§ **WORK INSTRUCTIONS**:
Copy out the records word for word, from the very first line up to and including the line with "- uac-shield-icon: [682, 534, 697, 551]".

A run of records:
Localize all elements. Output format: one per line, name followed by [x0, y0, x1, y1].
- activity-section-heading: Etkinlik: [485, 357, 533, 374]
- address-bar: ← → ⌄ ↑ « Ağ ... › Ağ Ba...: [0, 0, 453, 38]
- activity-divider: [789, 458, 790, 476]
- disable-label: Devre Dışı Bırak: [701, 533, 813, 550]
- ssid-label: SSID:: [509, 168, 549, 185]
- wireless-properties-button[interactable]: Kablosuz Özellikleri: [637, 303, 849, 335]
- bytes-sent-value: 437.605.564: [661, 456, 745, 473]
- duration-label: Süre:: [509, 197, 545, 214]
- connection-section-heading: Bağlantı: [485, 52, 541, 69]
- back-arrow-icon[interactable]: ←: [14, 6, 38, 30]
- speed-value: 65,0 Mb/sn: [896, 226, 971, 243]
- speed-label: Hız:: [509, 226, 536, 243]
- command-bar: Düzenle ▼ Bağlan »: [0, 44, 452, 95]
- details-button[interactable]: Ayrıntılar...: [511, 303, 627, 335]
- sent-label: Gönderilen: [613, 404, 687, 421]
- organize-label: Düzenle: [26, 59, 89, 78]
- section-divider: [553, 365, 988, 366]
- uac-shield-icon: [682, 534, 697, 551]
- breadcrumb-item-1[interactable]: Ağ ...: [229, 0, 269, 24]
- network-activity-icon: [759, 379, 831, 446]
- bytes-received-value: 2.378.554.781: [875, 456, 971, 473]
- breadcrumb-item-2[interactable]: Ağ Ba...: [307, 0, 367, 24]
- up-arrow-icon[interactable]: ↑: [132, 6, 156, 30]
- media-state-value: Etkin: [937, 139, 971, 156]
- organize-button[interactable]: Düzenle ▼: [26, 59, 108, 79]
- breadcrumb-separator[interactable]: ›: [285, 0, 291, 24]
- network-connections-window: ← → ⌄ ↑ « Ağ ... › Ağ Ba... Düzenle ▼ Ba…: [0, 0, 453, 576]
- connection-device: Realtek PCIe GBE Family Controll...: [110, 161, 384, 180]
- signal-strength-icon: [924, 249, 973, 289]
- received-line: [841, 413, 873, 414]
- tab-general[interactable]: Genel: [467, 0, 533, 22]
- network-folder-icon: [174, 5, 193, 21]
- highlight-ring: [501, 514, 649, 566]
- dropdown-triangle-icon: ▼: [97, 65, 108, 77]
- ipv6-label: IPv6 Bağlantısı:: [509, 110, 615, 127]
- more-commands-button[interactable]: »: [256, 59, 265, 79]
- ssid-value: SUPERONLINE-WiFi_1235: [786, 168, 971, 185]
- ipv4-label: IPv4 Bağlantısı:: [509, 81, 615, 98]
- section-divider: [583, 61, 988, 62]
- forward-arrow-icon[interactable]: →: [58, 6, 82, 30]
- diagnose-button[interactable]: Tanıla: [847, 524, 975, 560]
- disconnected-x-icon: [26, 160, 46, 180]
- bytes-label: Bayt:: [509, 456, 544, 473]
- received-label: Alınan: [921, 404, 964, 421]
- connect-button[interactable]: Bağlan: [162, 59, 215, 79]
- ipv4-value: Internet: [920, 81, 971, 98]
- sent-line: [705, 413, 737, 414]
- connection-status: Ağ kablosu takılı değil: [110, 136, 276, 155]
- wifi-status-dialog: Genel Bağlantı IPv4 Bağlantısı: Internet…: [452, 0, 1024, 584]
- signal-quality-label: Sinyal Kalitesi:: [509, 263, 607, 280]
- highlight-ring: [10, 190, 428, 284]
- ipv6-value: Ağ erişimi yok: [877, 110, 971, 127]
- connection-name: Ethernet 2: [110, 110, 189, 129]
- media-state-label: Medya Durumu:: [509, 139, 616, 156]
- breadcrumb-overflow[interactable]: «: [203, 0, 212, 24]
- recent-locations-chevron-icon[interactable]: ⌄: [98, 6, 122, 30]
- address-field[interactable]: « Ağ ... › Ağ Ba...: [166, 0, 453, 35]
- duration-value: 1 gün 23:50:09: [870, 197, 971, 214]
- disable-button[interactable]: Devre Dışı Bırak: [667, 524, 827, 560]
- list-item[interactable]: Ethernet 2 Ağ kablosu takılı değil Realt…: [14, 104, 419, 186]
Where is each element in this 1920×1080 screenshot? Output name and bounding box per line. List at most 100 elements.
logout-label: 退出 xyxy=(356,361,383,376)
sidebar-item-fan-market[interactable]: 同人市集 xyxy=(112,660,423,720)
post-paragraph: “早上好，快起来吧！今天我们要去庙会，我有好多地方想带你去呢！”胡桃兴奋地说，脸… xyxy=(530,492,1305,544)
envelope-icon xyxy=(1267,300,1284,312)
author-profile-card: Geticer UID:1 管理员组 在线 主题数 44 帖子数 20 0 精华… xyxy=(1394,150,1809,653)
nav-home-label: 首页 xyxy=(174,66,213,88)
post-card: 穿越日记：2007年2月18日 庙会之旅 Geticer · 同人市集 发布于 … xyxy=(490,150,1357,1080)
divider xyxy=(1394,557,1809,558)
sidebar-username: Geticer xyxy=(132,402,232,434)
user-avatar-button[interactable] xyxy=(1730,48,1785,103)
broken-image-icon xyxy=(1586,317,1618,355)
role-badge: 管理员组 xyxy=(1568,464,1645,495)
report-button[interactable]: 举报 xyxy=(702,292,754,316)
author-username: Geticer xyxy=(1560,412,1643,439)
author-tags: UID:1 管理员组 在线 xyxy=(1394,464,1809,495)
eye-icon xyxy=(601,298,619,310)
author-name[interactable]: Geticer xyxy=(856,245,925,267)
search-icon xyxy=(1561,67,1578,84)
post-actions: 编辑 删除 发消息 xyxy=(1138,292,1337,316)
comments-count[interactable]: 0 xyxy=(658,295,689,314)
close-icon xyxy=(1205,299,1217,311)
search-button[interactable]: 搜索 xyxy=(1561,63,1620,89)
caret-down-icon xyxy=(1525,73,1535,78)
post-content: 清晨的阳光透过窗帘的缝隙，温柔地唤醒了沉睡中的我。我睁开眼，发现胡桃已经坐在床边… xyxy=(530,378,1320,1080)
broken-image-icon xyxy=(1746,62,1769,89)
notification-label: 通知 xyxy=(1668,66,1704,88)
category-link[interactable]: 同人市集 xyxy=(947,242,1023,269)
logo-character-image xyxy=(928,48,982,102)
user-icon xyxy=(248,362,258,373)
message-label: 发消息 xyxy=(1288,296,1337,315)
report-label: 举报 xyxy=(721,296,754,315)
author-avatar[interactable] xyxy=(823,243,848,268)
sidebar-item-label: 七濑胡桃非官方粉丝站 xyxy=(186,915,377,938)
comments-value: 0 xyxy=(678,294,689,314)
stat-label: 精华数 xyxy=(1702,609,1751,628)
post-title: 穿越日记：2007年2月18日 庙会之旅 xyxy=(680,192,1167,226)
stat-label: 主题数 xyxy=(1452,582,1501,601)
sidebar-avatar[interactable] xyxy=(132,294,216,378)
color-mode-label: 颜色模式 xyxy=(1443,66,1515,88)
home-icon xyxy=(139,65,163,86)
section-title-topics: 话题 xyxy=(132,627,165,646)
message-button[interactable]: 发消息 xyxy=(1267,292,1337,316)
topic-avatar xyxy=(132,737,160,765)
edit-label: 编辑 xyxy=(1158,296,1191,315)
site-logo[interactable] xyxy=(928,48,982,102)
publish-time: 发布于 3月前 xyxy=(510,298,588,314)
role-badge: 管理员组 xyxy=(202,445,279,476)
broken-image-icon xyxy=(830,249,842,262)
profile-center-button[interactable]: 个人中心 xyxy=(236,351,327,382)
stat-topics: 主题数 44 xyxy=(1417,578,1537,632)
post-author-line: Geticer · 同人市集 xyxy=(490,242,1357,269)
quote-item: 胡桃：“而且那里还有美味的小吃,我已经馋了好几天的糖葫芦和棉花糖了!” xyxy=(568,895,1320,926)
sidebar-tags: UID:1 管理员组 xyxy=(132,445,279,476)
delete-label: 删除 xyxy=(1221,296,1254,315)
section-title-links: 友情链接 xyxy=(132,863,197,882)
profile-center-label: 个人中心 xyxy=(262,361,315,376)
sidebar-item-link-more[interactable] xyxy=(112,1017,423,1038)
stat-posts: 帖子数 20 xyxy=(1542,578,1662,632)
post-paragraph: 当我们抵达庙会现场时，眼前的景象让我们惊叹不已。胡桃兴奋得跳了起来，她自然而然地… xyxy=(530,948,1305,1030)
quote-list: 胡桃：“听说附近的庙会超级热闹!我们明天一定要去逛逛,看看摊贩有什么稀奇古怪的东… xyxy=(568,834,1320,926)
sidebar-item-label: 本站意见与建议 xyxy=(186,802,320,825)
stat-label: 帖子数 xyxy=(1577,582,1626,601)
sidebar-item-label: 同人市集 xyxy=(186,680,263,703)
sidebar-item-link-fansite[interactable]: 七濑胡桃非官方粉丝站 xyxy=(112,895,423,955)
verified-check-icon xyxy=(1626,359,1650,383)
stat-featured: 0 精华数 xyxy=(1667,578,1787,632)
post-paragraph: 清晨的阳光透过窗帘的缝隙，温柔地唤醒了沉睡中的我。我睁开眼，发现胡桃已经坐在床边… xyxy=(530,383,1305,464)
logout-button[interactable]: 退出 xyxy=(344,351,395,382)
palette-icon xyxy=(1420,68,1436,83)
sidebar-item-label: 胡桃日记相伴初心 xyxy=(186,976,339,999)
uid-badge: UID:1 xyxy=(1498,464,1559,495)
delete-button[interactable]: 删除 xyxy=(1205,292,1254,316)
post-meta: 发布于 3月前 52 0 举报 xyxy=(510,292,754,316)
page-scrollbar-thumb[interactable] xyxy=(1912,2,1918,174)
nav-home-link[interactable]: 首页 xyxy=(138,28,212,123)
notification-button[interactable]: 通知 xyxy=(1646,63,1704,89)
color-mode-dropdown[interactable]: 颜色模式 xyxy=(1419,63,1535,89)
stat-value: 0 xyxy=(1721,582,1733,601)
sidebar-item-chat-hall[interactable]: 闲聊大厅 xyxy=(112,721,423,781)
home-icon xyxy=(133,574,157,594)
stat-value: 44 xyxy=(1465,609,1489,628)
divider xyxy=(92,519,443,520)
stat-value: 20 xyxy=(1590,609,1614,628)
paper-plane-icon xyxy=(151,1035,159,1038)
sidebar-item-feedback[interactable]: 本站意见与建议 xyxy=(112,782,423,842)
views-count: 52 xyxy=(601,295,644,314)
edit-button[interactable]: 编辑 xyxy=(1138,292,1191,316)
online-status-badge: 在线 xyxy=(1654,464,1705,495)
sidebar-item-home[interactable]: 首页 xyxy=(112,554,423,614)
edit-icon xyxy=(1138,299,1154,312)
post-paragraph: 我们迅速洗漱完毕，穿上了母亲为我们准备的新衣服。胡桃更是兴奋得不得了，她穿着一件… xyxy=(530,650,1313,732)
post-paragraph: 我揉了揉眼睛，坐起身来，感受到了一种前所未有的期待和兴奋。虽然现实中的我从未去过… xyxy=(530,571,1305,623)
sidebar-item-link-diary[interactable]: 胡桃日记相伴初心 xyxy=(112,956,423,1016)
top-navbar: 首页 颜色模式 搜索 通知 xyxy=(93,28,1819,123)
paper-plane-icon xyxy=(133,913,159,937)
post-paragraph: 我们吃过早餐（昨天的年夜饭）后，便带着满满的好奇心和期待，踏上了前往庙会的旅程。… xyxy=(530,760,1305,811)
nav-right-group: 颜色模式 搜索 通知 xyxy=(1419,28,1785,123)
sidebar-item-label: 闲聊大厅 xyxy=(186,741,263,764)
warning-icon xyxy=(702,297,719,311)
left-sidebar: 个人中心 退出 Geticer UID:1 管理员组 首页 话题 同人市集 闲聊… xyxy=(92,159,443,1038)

§ **FINAL RESULT**:
Localize all elements. Output format: one per line, name followed by [x0, y0, x1, y1].
- activity-section-heading: Etkinlik: [485, 357, 533, 374]
- address-bar: ← → ⌄ ↑ « Ağ ... › Ağ Ba...: [0, 0, 453, 38]
- activity-divider: [789, 458, 790, 476]
- disable-label: Devre Dışı Bırak: [701, 533, 813, 550]
- ssid-label: SSID:: [509, 168, 549, 185]
- wireless-properties-button[interactable]: Kablosuz Özellikleri: [637, 303, 849, 335]
- bytes-sent-value: 437.605.564: [661, 456, 745, 473]
- duration-label: Süre:: [509, 197, 545, 214]
- connection-section-heading: Bağlantı: [485, 52, 541, 69]
- back-arrow-icon[interactable]: ←: [14, 6, 38, 30]
- speed-value: 65,0 Mb/sn: [896, 226, 971, 243]
- speed-label: Hız:: [509, 226, 536, 243]
- command-bar: Düzenle ▼ Bağlan »: [0, 44, 452, 95]
- details-button[interactable]: Ayrıntılar...: [511, 303, 627, 335]
- sent-label: Gönderilen: [613, 404, 687, 421]
- organize-label: Düzenle: [26, 59, 89, 78]
- section-divider: [553, 365, 988, 366]
- uac-shield-icon: [682, 534, 697, 551]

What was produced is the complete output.